WHAT IS EXPECTED -
Your task is to quote the material that follows, in full and exactly.
## BEGIN
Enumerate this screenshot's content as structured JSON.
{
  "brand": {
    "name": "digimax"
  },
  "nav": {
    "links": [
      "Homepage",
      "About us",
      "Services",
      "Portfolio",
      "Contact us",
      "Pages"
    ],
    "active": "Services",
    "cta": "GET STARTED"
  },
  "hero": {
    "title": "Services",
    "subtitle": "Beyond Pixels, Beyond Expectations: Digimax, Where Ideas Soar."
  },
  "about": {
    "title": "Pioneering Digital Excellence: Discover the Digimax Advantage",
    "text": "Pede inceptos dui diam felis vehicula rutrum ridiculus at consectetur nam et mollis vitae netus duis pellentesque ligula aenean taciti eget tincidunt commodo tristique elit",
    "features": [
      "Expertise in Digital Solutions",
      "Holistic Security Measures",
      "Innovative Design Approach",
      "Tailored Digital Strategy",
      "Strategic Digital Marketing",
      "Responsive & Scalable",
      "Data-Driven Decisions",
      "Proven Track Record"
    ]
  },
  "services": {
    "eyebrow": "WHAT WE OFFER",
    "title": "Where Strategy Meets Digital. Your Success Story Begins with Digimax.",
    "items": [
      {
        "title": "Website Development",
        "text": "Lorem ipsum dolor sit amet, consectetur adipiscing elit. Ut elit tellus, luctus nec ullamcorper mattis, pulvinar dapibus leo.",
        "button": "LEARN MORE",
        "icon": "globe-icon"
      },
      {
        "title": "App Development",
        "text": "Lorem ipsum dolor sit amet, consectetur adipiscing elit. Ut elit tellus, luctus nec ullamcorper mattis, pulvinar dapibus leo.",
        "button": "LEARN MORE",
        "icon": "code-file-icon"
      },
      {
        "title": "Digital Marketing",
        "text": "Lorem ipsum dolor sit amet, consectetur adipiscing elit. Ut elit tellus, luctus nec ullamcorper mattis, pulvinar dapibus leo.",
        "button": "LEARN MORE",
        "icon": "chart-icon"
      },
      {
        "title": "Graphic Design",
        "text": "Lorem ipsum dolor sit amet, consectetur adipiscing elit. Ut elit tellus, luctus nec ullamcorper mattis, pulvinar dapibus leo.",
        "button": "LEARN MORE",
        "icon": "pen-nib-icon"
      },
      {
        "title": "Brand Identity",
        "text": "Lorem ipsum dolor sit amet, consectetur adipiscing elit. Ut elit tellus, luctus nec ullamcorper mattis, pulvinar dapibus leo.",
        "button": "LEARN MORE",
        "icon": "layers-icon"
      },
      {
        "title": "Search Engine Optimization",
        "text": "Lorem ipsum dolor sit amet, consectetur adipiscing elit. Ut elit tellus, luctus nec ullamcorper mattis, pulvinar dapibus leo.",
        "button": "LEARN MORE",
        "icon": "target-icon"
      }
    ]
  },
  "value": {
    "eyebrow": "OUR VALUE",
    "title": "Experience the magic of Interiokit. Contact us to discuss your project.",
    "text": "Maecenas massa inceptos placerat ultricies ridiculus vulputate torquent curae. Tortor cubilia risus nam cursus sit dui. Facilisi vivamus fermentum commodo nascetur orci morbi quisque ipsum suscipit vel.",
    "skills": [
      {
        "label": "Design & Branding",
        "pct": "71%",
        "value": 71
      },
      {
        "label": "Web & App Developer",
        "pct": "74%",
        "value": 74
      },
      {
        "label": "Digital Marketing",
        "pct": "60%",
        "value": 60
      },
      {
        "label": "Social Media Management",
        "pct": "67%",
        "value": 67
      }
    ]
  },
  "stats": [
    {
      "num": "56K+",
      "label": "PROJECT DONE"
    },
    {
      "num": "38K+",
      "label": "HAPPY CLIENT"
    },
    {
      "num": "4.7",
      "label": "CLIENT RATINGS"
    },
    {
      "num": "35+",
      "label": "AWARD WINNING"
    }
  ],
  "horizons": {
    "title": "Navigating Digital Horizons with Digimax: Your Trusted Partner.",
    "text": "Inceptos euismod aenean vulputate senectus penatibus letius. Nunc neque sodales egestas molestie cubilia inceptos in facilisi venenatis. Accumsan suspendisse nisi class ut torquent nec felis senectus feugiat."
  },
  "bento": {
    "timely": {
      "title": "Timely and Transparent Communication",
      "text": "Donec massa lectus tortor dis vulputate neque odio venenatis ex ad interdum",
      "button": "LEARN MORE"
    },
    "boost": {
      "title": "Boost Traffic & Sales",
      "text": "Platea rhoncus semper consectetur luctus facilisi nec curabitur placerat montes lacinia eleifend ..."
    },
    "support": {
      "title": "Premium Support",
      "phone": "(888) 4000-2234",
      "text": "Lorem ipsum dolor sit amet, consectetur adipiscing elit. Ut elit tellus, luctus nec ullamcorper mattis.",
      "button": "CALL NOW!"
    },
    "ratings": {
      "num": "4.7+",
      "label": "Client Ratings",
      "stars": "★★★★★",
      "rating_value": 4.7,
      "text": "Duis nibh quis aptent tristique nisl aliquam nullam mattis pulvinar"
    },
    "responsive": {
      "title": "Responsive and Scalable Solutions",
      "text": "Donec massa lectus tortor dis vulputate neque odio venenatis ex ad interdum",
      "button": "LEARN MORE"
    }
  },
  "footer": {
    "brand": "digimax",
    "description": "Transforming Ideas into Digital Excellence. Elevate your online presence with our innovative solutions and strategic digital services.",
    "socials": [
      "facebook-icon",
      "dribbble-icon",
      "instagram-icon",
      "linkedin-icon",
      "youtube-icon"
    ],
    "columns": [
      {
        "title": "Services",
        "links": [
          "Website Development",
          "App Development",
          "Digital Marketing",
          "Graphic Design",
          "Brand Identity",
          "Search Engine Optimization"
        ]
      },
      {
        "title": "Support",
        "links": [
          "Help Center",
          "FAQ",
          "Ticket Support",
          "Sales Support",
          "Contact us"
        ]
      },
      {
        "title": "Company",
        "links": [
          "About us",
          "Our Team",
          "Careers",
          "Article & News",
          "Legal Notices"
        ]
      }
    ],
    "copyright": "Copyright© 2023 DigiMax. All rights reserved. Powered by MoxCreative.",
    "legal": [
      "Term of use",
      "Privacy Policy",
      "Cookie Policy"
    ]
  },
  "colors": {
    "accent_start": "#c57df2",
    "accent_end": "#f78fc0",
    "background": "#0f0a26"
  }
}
## END
OUTPUT OF THE TASK -
Enumerate this screenshot's content as structured JSON.
{
  "brand": {
    "name": "digimax"
  },
  "nav": {
    "links": [
      "Homepage",
      "About us",
      "Services",
      "Portfolio",
      "Contact us",
      "Pages"
    ],
    "active": "Services",
    "cta": "GET STARTED"
  },
  "hero": {
    "title": "Services",
    "subtitle": "Beyond Pixels, Beyond Expectations: Digimax, Where Ideas Soar."
  },
  "about": {
    "title": "Pioneering Digital Excellence: Discover the Digimax Advantage",
    "text": "Pede inceptos dui diam felis vehicula rutrum ridiculus at consectetur nam et mollis vitae netus duis pellentesque ligula aenean taciti eget tincidunt commodo tristique elit",
    "features": [
      "Expertise in Digital Solutions",
      "Holistic Security Measures",
      "Innovative Design Approach",
      "Tailored Digital Strategy",
      "Strategic Digital Marketing",
      "Responsive & Scalable",
      "Data-Driven Decisions",
      "Proven Track Record"
    ]
  },
  "services": {
    "eyebrow": "WHAT WE OFFER",
    "title": "Where Strategy Meets Digital. Your Success Story Begins with Digimax.",
    "items": [
      {
        "title": "Website Development",
        "text": "Lorem ipsum dolor sit amet, consectetur adipiscing elit. Ut elit tellus, luctus nec ullamcorper mattis, pulvinar dapibus leo.",
        "button": "LEARN MORE",
        "icon": "globe-icon"
      },
      {
        "title": "App Development",
        "text": "Lorem ipsum dolor sit amet, consectetur adipiscing elit. Ut elit tellus, luctus nec ullamcorper mattis, pulvinar dapibus leo.",
        "button": "LEARN MORE",
        "icon": "code-file-icon"
      },
      {
        "title": "Digital Marketing",
        "text": "Lorem ipsum dolor sit amet, consectetur adipiscing elit. Ut elit tellus, luctus nec ullamcorper mattis, pulvinar dapibus leo.",
        "button": "LEARN MORE",
        "icon": "chart-icon"
      },
      {
        "title": "Graphic Design",
        "text": "Lorem ipsum dolor sit amet, consectetur adipiscing elit. Ut elit tellus, luctus nec ullamcorper mattis, pulvinar dapibus leo.",
        "button": "LEARN MORE",
        "icon": "pen-nib-icon"
      },
      {
        "title": "Brand Identity",
        "text": "Lorem ipsum dolor sit amet, consectetur adipiscing elit. Ut elit tellus, luctus nec ullamcorper mattis, pulvinar dapibus leo.",
        "button": "LEARN MORE",
        "icon": "layers-icon"
      },
      {
        "title": "Search Engine Optimization",
        "text": "Lorem ipsum dolor sit amet, consectetur adipiscing elit. Ut elit tellus, luctus nec ullamcorper mattis, pulvinar dapibus leo.",
        "button": "LEARN MORE",
        "icon": "target-icon"
      }
    ]
  },
  "value": {
    "eyebrow": "OUR VALUE",
    "title": "Experience the magic of Interiokit. Contact us to discuss your project.",
    "text": "Maecenas massa inceptos placerat ultricies ridiculus vulputate torquent curae. Tortor cubilia risus nam cursus sit dui. Facilisi vivamus fermentum commodo nascetur orci morbi quisque ipsum suscipit vel.",
    "skills": [
      {
        "label": "Design & Branding",
        "pct": "71%",
        "value": 71
      },
      {
        "label": "Web & App Developer",
        "pct": "74%",
        "value": 74
      },
      {
        "label": "Digital Marketing",
        "pct": "60%",
        "value": 60
      },
      {
        "label": "Social Media Management",
        "pct": "67%",
        "value": 67
      }
    ]
  },
  "stats": [
    {
      "num": "56K+",
      "label": "PROJECT DONE"
    },
    {
      "num": "38K+",
      "label": "HAPPY CLIENT"
    },
    {
      "num": "4.7",
      "label": "CLIENT RATINGS"
    },
    {
      "num": "35+",
      "label": "AWARD WINNING"
    }
  ],
  "horizons": {
    "title": "Navigating Digital Horizons with Digimax: Your Trusted Partner.",
    "text": "Inceptos euismod aenean vulputate senectus penatibus letius. Nunc neque sodales egestas molestie cubilia inceptos in facilisi venenatis. Accumsan suspendisse nisi class ut torquent nec felis senectus feugiat."
  },
  "bento": {
    "timely": {
      "title": "Timely and Transparent Communication",
      "text": "Donec massa lectus tortor dis vulputate neque odio venenatis ex ad interdum",
      "button": "LEARN MORE"
    },
    "boost": {
      "title": "Boost Traffic & Sales",
      "text": "Platea rhoncus semper consectetur luctus facilisi nec curabitur placerat montes lacinia eleifend ..."
    },
    "support": {
      "title": "Premium Support",
      "phone": "(888) 4000-2234",
      "text": "Lorem ipsum dolor sit amet, consectetur adipiscing elit. Ut elit tellus, luctus nec ullamcorper mattis.",
      "button": "CALL NOW!"
    },
    "ratings": {
      "num": "4.7+",
      "label": "Client Ratings",
      "stars": "★★★★★",
      "rating_value": 4.7,
      "text": "Duis nibh quis aptent tristique nisl aliquam nullam mattis pulvinar"
    },
    "responsive": {
      "title": "Responsive and Scalable Solutions",
      "text": "Donec massa lectus tortor dis vulputate neque odio venenatis ex ad interdum",
      "button": "LEARN MORE"
    }
  },
  "footer": {
    "brand": "digimax",
    "description": "Transforming Ideas into Digital Excellence. Elevate your online presence with our innovative solutions and strategic digital services.",
    "socials": [
      "facebook-icon",
      "dribbble-icon",
      "instagram-icon",
      "linkedin-icon",
      "youtube-icon"
    ],
    "columns": [
      {
        "title": "Services",
        "links": [
          "Website Development",
          "App Development",
          "Digital Marketing",
          "Graphic Design",
          "Brand Identity",
          "Search Engine Optimization"
        ]
      },
      {
        "title": "Support",
        "links": [
          "Help Center",
          "FAQ",
          "Ticket Support",
          "Sales Support",
          "Contact us"
        ]
      },
      {
        "title": "Company",
        "links": [
          "About us",
          "Our Team",
          "Careers",
          "Article & News",
          "Legal Notices"
        ]
      }
    ],
    "copyright": "Copyright© 2023 DigiMax. All rights reserved. Powered by MoxCreative.",
    "legal": [
      "Term of use",
      "Privacy Policy",
      "Cookie Policy"
    ]
  },
  "colors": {
    "accent_start": "#c57df2",
    "accent_end": "#f78fc0",
    "background": "#0f0a26"
  }
}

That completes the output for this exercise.